┌─ Records for the exercise

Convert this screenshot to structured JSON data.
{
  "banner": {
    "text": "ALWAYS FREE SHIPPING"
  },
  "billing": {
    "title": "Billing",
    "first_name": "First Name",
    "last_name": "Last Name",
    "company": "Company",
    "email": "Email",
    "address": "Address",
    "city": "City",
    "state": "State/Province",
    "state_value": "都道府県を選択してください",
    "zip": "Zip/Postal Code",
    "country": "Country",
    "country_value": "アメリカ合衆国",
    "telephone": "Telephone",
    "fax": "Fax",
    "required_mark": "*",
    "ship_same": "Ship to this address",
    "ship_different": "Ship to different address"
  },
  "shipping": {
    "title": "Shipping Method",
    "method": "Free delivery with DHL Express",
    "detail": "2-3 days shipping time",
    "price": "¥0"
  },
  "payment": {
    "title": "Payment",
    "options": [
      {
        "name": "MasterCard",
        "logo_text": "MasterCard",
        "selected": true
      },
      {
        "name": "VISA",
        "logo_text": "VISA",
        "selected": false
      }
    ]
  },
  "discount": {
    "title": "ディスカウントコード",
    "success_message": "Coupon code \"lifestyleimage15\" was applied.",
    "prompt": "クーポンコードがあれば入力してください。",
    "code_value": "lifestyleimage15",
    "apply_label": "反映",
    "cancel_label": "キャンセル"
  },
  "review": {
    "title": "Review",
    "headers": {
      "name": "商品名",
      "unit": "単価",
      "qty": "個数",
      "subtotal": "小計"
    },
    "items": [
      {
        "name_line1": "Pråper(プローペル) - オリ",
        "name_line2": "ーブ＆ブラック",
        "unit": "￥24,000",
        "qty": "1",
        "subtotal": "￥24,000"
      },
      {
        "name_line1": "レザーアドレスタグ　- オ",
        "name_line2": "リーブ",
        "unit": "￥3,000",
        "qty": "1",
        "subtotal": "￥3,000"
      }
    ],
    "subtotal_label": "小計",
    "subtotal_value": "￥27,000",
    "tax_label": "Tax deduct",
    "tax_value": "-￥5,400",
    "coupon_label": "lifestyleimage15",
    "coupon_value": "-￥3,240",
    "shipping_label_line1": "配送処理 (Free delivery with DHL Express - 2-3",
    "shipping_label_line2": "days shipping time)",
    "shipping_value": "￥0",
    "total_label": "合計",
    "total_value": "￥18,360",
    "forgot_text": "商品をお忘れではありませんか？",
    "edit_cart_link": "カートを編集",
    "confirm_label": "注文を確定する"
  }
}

└─

_Directive_
Some lines of the data above may hold the word "delivery"; report how many do, and nothing else.

_Solution for this problem_
2